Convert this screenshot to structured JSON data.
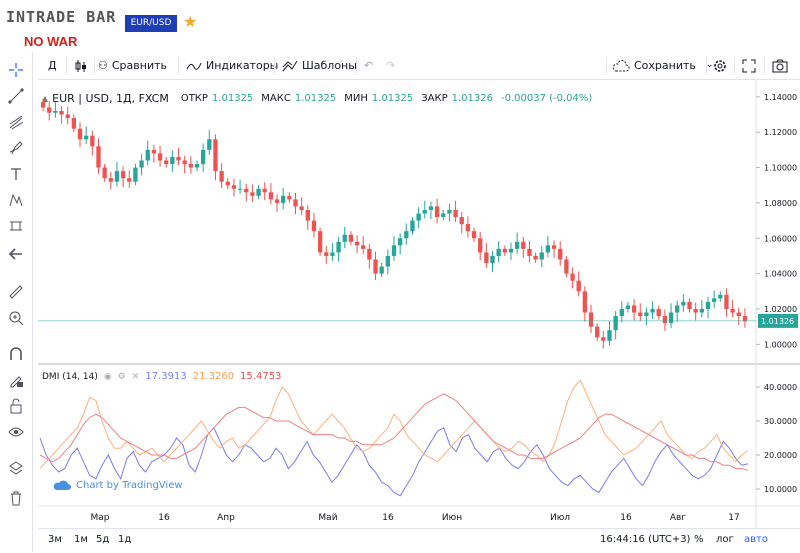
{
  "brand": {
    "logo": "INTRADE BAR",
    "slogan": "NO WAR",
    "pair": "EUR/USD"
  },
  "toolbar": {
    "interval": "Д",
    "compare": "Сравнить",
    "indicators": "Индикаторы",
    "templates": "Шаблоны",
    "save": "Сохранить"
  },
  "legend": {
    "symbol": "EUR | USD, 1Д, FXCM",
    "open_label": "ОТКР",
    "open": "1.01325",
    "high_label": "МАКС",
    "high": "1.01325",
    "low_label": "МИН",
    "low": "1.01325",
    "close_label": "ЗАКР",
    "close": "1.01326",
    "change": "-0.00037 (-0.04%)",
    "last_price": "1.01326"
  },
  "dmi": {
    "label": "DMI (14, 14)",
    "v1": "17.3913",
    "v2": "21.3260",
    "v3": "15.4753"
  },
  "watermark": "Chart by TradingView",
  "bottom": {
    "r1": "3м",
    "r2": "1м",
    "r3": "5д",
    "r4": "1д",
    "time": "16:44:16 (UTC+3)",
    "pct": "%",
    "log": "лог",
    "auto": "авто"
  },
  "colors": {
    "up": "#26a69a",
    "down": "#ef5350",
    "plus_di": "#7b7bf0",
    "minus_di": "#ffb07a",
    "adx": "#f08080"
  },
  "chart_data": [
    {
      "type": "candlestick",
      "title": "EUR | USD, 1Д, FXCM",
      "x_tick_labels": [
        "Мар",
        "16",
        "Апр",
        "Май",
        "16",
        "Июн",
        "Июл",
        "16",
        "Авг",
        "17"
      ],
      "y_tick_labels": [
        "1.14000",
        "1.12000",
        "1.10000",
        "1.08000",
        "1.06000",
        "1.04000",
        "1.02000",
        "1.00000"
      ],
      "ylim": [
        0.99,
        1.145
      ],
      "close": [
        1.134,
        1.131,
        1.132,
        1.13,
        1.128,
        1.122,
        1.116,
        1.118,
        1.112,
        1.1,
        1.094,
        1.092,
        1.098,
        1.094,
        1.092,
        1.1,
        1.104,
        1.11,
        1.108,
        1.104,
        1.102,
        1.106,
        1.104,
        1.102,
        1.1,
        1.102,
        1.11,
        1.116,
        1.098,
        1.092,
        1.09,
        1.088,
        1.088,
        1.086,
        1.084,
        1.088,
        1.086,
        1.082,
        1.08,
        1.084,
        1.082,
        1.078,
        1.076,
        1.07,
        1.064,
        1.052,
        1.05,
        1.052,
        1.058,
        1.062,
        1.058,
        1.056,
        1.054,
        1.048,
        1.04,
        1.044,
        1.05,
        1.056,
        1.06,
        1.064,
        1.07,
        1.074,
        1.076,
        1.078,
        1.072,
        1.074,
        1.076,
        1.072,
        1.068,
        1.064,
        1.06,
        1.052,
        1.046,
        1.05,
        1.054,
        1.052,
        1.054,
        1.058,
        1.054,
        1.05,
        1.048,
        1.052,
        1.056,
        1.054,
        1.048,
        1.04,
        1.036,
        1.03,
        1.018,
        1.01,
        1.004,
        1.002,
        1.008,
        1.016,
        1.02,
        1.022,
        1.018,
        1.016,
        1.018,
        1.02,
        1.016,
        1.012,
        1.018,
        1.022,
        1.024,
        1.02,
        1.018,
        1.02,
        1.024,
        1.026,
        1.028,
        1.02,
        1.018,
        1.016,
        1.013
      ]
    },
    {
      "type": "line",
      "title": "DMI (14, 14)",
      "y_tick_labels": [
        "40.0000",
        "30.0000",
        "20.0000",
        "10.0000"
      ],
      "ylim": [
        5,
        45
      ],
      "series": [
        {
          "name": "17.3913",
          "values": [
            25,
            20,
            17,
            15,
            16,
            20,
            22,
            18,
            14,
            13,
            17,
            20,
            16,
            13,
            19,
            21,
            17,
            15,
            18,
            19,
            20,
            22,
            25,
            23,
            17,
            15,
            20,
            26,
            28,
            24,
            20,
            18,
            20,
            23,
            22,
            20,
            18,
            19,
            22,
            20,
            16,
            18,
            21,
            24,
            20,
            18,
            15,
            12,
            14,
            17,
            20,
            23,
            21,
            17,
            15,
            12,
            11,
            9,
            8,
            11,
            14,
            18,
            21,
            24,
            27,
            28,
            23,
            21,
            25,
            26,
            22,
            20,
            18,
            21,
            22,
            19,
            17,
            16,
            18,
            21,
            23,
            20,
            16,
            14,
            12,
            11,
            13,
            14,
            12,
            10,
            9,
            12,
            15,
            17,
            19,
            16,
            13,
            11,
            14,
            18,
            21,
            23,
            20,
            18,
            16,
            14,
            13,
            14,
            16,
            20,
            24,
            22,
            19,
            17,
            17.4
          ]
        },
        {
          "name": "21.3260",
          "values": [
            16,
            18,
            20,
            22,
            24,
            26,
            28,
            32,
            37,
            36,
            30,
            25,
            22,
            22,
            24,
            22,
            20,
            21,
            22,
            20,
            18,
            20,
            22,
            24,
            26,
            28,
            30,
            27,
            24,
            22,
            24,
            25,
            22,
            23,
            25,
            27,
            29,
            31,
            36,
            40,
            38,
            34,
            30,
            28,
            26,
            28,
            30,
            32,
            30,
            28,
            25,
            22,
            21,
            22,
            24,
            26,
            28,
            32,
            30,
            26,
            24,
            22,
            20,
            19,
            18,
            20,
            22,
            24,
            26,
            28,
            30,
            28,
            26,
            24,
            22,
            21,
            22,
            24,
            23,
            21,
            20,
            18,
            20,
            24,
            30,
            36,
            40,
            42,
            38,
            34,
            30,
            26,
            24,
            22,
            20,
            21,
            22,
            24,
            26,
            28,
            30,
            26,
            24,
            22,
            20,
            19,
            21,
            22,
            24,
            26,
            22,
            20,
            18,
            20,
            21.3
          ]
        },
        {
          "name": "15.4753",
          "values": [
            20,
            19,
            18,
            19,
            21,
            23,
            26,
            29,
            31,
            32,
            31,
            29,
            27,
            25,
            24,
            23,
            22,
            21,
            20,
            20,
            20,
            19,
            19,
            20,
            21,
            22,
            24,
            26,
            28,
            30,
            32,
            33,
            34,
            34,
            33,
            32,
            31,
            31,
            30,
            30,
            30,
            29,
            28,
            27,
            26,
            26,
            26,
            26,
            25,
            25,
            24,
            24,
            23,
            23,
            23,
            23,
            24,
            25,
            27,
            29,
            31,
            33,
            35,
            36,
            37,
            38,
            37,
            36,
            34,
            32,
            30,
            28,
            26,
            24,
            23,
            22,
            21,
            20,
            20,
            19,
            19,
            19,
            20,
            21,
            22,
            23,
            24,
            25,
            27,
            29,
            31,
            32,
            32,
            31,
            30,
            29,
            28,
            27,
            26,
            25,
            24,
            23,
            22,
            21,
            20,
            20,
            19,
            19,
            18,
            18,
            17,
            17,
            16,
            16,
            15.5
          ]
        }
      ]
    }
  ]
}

————————

• [The task]
Spot every line that holds "name" and copy it.

• [Solution for this problem]
          "name": "17.3913",
          "name": "21.3260",
          "name": "15.4753",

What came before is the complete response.